Items from a dataset:
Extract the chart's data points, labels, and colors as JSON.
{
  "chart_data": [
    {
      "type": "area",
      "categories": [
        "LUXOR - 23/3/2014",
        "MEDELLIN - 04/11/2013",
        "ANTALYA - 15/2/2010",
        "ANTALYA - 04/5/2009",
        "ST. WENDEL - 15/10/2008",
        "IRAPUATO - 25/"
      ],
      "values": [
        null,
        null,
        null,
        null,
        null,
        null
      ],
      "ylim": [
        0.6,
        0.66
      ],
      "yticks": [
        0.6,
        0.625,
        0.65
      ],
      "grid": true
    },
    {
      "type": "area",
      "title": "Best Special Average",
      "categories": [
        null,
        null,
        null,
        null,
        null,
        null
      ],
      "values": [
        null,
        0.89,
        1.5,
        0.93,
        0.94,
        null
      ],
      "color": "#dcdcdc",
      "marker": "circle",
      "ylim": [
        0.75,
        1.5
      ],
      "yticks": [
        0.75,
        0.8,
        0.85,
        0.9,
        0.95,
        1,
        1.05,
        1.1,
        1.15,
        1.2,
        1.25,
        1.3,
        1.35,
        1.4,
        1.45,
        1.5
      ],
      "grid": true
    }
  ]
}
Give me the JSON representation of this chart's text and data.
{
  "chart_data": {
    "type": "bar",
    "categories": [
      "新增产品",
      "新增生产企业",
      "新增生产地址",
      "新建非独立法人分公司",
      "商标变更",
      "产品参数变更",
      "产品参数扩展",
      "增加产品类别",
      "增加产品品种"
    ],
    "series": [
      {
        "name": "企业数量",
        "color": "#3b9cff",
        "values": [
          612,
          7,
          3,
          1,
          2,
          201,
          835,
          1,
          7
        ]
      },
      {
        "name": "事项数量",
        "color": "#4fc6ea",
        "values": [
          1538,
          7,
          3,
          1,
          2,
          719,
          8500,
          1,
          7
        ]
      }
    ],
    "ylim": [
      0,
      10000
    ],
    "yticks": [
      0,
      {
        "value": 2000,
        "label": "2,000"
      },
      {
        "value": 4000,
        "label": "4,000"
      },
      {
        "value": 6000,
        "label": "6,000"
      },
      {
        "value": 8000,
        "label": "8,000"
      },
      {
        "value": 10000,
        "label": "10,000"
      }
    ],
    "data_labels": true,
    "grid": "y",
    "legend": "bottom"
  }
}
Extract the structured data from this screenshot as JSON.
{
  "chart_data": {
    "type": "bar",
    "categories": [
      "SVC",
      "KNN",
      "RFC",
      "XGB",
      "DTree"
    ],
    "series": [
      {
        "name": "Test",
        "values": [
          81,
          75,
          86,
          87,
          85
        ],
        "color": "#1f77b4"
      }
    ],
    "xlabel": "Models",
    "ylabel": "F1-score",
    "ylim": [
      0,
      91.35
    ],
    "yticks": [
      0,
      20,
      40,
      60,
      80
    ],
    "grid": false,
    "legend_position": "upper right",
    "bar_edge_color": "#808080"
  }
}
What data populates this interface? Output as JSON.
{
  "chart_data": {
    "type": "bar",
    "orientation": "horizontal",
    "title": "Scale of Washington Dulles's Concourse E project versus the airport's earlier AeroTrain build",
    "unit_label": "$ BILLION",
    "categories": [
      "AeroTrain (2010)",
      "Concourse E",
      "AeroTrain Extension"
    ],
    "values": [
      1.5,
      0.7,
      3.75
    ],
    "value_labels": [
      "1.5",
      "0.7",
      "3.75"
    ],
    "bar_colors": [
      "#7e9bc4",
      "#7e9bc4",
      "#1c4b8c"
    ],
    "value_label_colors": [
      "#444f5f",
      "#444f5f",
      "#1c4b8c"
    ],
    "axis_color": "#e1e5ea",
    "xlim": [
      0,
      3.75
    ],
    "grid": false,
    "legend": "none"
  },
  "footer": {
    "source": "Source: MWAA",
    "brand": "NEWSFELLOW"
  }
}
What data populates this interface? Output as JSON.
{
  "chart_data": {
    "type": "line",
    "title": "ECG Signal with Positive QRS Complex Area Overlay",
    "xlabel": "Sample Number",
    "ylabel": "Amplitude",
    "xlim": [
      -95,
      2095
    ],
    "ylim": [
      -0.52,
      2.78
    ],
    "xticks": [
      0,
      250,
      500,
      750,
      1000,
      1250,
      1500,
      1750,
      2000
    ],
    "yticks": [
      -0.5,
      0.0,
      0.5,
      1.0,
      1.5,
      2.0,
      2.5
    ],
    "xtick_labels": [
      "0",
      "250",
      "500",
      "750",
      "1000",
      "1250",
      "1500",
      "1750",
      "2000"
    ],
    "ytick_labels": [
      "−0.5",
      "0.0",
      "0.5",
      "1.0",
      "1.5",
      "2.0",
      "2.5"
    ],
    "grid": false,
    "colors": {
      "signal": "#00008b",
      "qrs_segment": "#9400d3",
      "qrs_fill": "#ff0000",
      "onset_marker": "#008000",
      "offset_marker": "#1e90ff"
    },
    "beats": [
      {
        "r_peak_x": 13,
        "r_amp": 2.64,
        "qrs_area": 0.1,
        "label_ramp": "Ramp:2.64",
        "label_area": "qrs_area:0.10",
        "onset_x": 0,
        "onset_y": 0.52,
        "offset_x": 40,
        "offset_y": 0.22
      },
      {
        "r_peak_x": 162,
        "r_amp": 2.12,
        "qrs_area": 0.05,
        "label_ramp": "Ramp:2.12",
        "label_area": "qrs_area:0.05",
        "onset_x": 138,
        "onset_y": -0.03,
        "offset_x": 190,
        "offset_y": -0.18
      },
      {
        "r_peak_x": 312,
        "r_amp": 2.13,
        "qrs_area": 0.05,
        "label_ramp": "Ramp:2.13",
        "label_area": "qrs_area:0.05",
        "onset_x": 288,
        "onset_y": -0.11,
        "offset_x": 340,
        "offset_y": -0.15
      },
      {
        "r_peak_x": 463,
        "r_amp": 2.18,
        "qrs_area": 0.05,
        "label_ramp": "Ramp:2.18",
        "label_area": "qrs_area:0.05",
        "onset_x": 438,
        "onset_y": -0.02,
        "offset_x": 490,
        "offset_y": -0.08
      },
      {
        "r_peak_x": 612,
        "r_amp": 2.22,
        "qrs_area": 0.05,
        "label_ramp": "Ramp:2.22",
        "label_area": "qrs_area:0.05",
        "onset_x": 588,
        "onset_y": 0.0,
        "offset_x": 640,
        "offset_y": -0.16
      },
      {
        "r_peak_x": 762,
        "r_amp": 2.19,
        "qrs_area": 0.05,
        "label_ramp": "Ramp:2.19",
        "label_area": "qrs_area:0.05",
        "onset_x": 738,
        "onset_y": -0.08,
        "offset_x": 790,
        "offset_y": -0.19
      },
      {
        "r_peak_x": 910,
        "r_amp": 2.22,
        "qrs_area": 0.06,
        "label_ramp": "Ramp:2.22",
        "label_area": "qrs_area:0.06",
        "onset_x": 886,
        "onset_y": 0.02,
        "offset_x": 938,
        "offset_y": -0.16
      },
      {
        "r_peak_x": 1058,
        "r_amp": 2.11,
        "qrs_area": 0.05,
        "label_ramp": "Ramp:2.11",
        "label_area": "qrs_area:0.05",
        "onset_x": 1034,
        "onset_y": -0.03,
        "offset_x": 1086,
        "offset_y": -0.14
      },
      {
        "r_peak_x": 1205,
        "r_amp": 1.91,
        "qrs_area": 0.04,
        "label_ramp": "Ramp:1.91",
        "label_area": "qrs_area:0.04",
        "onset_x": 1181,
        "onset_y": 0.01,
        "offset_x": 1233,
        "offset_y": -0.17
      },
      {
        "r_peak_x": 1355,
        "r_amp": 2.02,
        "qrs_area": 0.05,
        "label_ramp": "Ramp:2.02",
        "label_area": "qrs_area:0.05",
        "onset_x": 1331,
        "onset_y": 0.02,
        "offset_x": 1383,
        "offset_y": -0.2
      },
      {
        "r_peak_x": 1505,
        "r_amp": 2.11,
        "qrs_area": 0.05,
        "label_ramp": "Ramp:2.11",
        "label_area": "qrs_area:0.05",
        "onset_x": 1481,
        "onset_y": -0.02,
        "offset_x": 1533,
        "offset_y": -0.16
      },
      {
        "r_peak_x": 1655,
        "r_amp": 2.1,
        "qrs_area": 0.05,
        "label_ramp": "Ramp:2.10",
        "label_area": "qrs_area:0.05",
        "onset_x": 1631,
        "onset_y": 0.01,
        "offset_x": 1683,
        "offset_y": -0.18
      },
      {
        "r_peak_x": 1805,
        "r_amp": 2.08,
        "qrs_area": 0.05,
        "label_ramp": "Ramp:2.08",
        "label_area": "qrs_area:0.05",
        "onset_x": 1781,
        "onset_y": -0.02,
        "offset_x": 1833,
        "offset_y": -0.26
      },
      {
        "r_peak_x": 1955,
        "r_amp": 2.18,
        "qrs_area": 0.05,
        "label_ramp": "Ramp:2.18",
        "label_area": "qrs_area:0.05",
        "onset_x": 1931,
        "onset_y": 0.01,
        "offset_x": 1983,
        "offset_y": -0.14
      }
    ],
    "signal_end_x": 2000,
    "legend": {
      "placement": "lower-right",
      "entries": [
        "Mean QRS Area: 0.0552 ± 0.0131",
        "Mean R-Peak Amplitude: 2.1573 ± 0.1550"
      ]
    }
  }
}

YOUR OBJECTIVE: Show every line that contains the word "this".

REPLY:
Give me the JSON representation of this chart's text and data.
Extract the structured data from this screenshot as JSON.
What data populates this interface? Output as JSON.
What data populates this interface? Output as JSON.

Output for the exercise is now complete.